• **REQUIREMENTS**:
Copy the listing below in full and skip every picture.

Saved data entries

※ ※ ※

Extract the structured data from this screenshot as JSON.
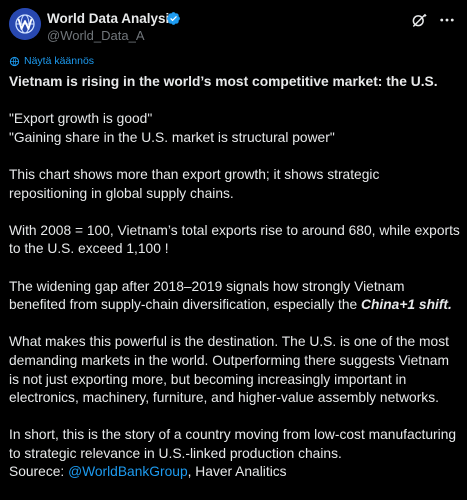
{
  "author": {
    "name": "World Data Analysis",
    "handle": "@World_Data_A"
  },
  "translate_label": "Näytä käännös",
  "post": {
    "headline": "Vietnam is rising in the world’s most competitive market: the U.S.",
    "quote1": "\"Export growth is good\"",
    "quote2": "\"Gaining share in the U.S. market is structural power\"",
    "para1": "This chart shows more than export growth; it shows strategic repositioning in global supply chains.",
    "para2": "With 2008 = 100, Vietnam’s total exports rise to around 680, while exports to the U.S. exceed 1,100 !",
    "para3_start": "The widening gap after 2018–2019 signals how strongly Vietnam benefited from supply-chain diversification, especially the ",
    "para3_emphasis": "China+1 shift.",
    "para4": "What makes this powerful is the destination. The U.S. is one of the most demanding markets in the world. Outperforming there suggests Vietnam is not just exporting more, but becoming increasingly important in electronics, machinery, furniture, and higher-value assembly networks.",
    "para5": "In short, this is the story of a country moving from low-cost manufacturing to strategic relevance in U.S.-linked production chains.",
    "source_label": "Sourece: ",
    "source_mention": "@WorldBankGroup",
    "source_rest": ", Haver Analitics"
  },
  "colors": {
    "background": "#000000",
    "text": "#e7e9ea",
    "secondary_text": "#71767b",
    "accent": "#1d9bf0"
  }
}
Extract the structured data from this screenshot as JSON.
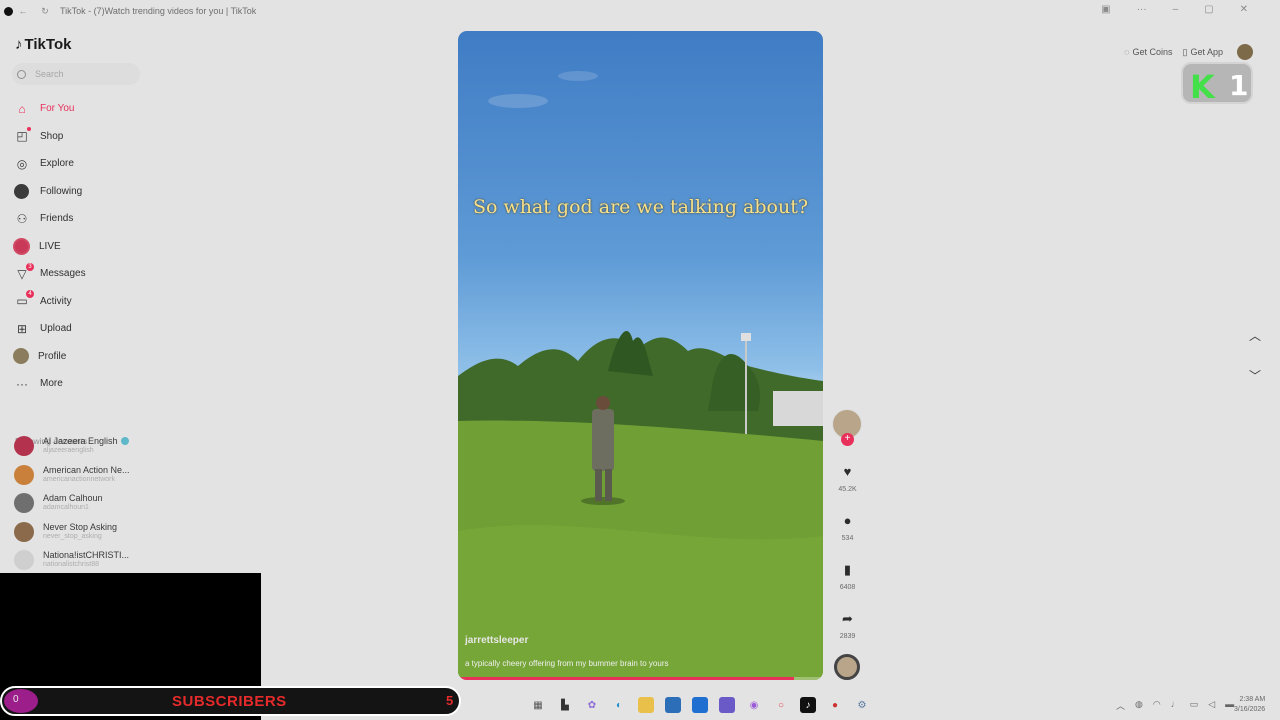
{
  "window": {
    "title": "TikTok - (7)Watch trending videos for you | TikTok"
  },
  "sidebar": {
    "brand": "TikTok",
    "search_placeholder": "Search",
    "nav": [
      {
        "label": "For You",
        "icon": "home-icon",
        "active": true
      },
      {
        "label": "Shop",
        "icon": "shopping-bag-icon"
      },
      {
        "label": "Explore",
        "icon": "compass-icon"
      },
      {
        "label": "Following",
        "icon": "following-avatar-icon"
      },
      {
        "label": "Friends",
        "icon": "friends-icon"
      },
      {
        "label": "LIVE",
        "icon": "live-icon"
      },
      {
        "label": "Messages",
        "icon": "paper-plane-icon",
        "badge": "3"
      },
      {
        "label": "Activity",
        "icon": "inbox-icon",
        "badge": "4"
      },
      {
        "label": "Upload",
        "icon": "plus-square-icon"
      },
      {
        "label": "Profile",
        "icon": "profile-avatar-icon"
      },
      {
        "label": "More",
        "icon": "ellipsis-icon"
      }
    ],
    "following_header": "Following accounts",
    "accounts": [
      {
        "name": "Al Jazeera English",
        "handle": "aljazeeraenglish",
        "verified": true,
        "color": "#b3324d"
      },
      {
        "name": "American Action Ne...",
        "handle": "americanactionnetwork",
        "color": "#c8803a"
      },
      {
        "name": "Adam Calhoun",
        "handle": "adamcalhoun1",
        "color": "#6f6f6f"
      },
      {
        "name": "Never Stop Asking",
        "handle": "never_stop_asking",
        "color": "#8a6a4a"
      },
      {
        "name": "Nationa!istCHRISTI...",
        "handle": "nationalistchrist88",
        "color": "#cfcfcf"
      }
    ]
  },
  "overlay": {
    "subscribers_label": "SUBSCRIBERS",
    "subscribers_count": "5",
    "subscribers_icon_text": "0"
  },
  "video": {
    "caption": "So what god are we talking about?",
    "author": "jarrettsleeper",
    "description": "a typically cheery offering from my bummer brain to yours",
    "progress": 0.92
  },
  "actions": {
    "likes": "45.2K",
    "comments": "534",
    "saves": "6408",
    "shares": "2839"
  },
  "topbar": {
    "get_coins": "Get Coins",
    "get_app": "Get App"
  },
  "k1_badge": {
    "letter": "K",
    "number": "1"
  },
  "taskbar": {
    "time": "2:38 AM",
    "date": "3/16/2026"
  }
}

※ ※ ※

• **RESULT**:
Extract the structured data from this screenshot as JSON.
{
  "author": {
    "name": "World Data Analysis",
    "handle": "@World_Data_A"
  },
  "translate_label": "Näytä käännös",
  "post": {
    "headline": "Vietnam is rising in the world’s most competitive market: the U.S.",
    "quote1": "\"Export growth is good\"",
    "quote2": "\"Gaining share in the U.S. market is structural power\"",
    "para1": "This chart shows more than export growth; it shows strategic repositioning in global supply chains.",
    "para2": "With 2008 = 100, Vietnam’s total exports rise to around 680, while exports to the U.S. exceed 1,100 !",
    "para3_start": "The widening gap after 2018–2019 signals how strongly Vietnam benefited from supply-chain diversification, especially the ",
    "para3_emphasis": "China+1 shift.",
    "para4": "What makes this powerful is the destination. The U.S. is one of the most demanding markets in the world. Outperforming there suggests Vietnam is not just exporting more, but becoming increasingly important in electronics, machinery, furniture, and higher-value assembly networks.",
    "para5": "In short, this is the story of a country moving from low-cost manufacturing to strategic relevance in U.S.-linked production chains.",
    "source_label": "Sourece: ",
    "source_mention": "@WorldBankGroup",
    "source_rest": ", Haver Analitics"
  },
  "colors": {
    "background": "#000000",
    "text": "#e7e9ea",
    "secondary_text": "#71767b",
    "accent": "#1d9bf0"
  }
}
Extract the structured data from this screenshot as JSON.
{
  "window": {
    "title": "TikTok - (7)Watch trending videos for you | TikTok"
  },
  "sidebar": {
    "brand": "TikTok",
    "search_placeholder": "Search",
    "nav": [
      {
        "label": "For You",
        "icon": "home-icon",
        "active": true
      },
      {
        "label": "Shop",
        "icon": "shopping-bag-icon"
      },
      {
        "label": "Explore",
        "icon": "compass-icon"
      },
      {
        "label": "Following",
        "icon": "following-avatar-icon"
      },
      {
        "label": "Friends",
        "icon": "friends-icon"
      },
      {
        "label": "LIVE",
        "icon": "live-icon"
      },
      {
        "label": "Messages",
        "icon": "paper-plane-icon",
        "badge": "3"
      },
      {
        "label": "Activity",
        "icon": "inbox-icon",
        "badge": "4"
      },
      {
        "label": "Upload",
        "icon": "plus-square-icon"
      },
      {
        "label": "Profile",
        "icon": "profile-avatar-icon"
      },
      {
        "label": "More",
        "icon": "ellipsis-icon"
      }
    ],
    "following_header": "Following accounts",
    "accounts": [
      {
        "name": "Al Jazeera English",
        "handle": "aljazeeraenglish",
        "verified": true,
        "color": "#b3324d"
      },
      {
        "name": "American Action Ne...",
        "handle": "americanactionnetwork",
        "color": "#c8803a"
      },
      {
        "name": "Adam Calhoun",
        "handle": "adamcalhoun1",
        "color": "#6f6f6f"
      },
      {
        "name": "Never Stop Asking",
        "handle": "never_stop_asking",
        "color": "#8a6a4a"
      },
      {
        "name": "Nationa!istCHRISTI...",
        "handle": "nationalistchrist88",
        "color": "#cfcfcf"
      }
    ]
  },
  "overlay": {
    "subscribers_label": "SUBSCRIBERS",
    "subscribers_count": "5",
    "subscribers_icon_text": "0"
  },
  "video": {
    "caption": "So what god are we talking about?",
    "author": "jarrettsleeper",
    "description": "a typically cheery offering from my bummer brain to yours",
    "progress": 0.92
  },
  "actions": {
    "likes": "45.2K",
    "comments": "534",
    "saves": "6408",
    "shares": "2839"
  },
  "topbar": {
    "get_coins": "Get Coins",
    "get_app": "Get App"
  },
  "k1_badge": {
    "letter": "K",
    "number": "1"
  },
  "taskbar": {
    "time": "2:38 AM",
    "date": "3/16/2026"
  }
}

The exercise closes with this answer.